YOUR TASK> Each entry below is to be duplicated verbatim.

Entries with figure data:
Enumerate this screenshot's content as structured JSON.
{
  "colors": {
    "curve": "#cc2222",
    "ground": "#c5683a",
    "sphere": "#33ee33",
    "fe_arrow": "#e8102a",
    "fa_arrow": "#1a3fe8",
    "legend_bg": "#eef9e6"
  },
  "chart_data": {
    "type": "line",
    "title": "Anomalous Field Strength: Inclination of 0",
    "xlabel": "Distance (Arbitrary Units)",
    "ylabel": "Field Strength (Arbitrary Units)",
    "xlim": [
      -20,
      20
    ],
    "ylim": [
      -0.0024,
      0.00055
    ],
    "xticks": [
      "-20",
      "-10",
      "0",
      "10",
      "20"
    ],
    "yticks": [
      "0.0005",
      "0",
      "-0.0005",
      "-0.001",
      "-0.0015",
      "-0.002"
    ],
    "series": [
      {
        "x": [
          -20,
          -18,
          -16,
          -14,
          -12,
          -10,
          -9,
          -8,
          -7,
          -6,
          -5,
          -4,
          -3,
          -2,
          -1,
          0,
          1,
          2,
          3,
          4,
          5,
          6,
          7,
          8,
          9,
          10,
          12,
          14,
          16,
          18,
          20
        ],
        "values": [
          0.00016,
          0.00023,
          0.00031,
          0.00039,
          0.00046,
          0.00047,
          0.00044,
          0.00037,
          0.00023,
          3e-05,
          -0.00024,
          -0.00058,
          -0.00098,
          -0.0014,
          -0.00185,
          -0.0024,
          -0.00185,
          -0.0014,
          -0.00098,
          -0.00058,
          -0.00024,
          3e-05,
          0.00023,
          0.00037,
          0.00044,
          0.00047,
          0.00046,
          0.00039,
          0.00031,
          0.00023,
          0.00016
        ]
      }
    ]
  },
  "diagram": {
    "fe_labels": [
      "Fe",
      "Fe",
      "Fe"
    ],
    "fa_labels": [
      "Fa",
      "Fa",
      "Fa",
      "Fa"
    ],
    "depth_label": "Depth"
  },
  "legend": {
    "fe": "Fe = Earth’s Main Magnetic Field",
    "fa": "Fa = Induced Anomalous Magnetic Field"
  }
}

FULL OUTPUT>
Enumerate this screenshot's content as structured JSON.
{
  "colors": {
    "curve": "#cc2222",
    "ground": "#c5683a",
    "sphere": "#33ee33",
    "fe_arrow": "#e8102a",
    "fa_arrow": "#1a3fe8",
    "legend_bg": "#eef9e6"
  },
  "chart_data": {
    "type": "line",
    "title": "Anomalous Field Strength: Inclination of 0",
    "xlabel": "Distance (Arbitrary Units)",
    "ylabel": "Field Strength (Arbitrary Units)",
    "xlim": [
      -20,
      20
    ],
    "ylim": [
      -0.0024,
      0.00055
    ],
    "xticks": [
      "-20",
      "-10",
      "0",
      "10",
      "20"
    ],
    "yticks": [
      "0.0005",
      "0",
      "-0.0005",
      "-0.001",
      "-0.0015",
      "-0.002"
    ],
    "series": [
      {
        "x": [
          -20,
          -18,
          -16,
          -14,
          -12,
          -10,
          -9,
          -8,
          -7,
          -6,
          -5,
          -4,
          -3,
          -2,
          -1,
          0,
          1,
          2,
          3,
          4,
          5,
          6,
          7,
          8,
          9,
          10,
          12,
          14,
          16,
          18,
          20
        ],
        "values": [
          0.00016,
          0.00023,
          0.00031,
          0.00039,
          0.00046,
          0.00047,
          0.00044,
          0.00037,
          0.00023,
          3e-05,
          -0.00024,
          -0.00058,
          -0.00098,
          -0.0014,
          -0.00185,
          -0.0024,
          -0.00185,
          -0.0014,
          -0.00098,
          -0.00058,
          -0.00024,
          3e-05,
          0.00023,
          0.00037,
          0.00044,
          0.00047,
          0.00046,
          0.00039,
          0.00031,
          0.00023,
          0.00016
        ]
      }
    ]
  },
  "diagram": {
    "fe_labels": [
      "Fe",
      "Fe",
      "Fe"
    ],
    "fa_labels": [
      "Fa",
      "Fa",
      "Fa",
      "Fa"
    ],
    "depth_label": "Depth"
  },
  "legend": {
    "fe": "Fe = Earth’s Main Magnetic Field",
    "fa": "Fa = Induced Anomalous Magnetic Field"
  }
}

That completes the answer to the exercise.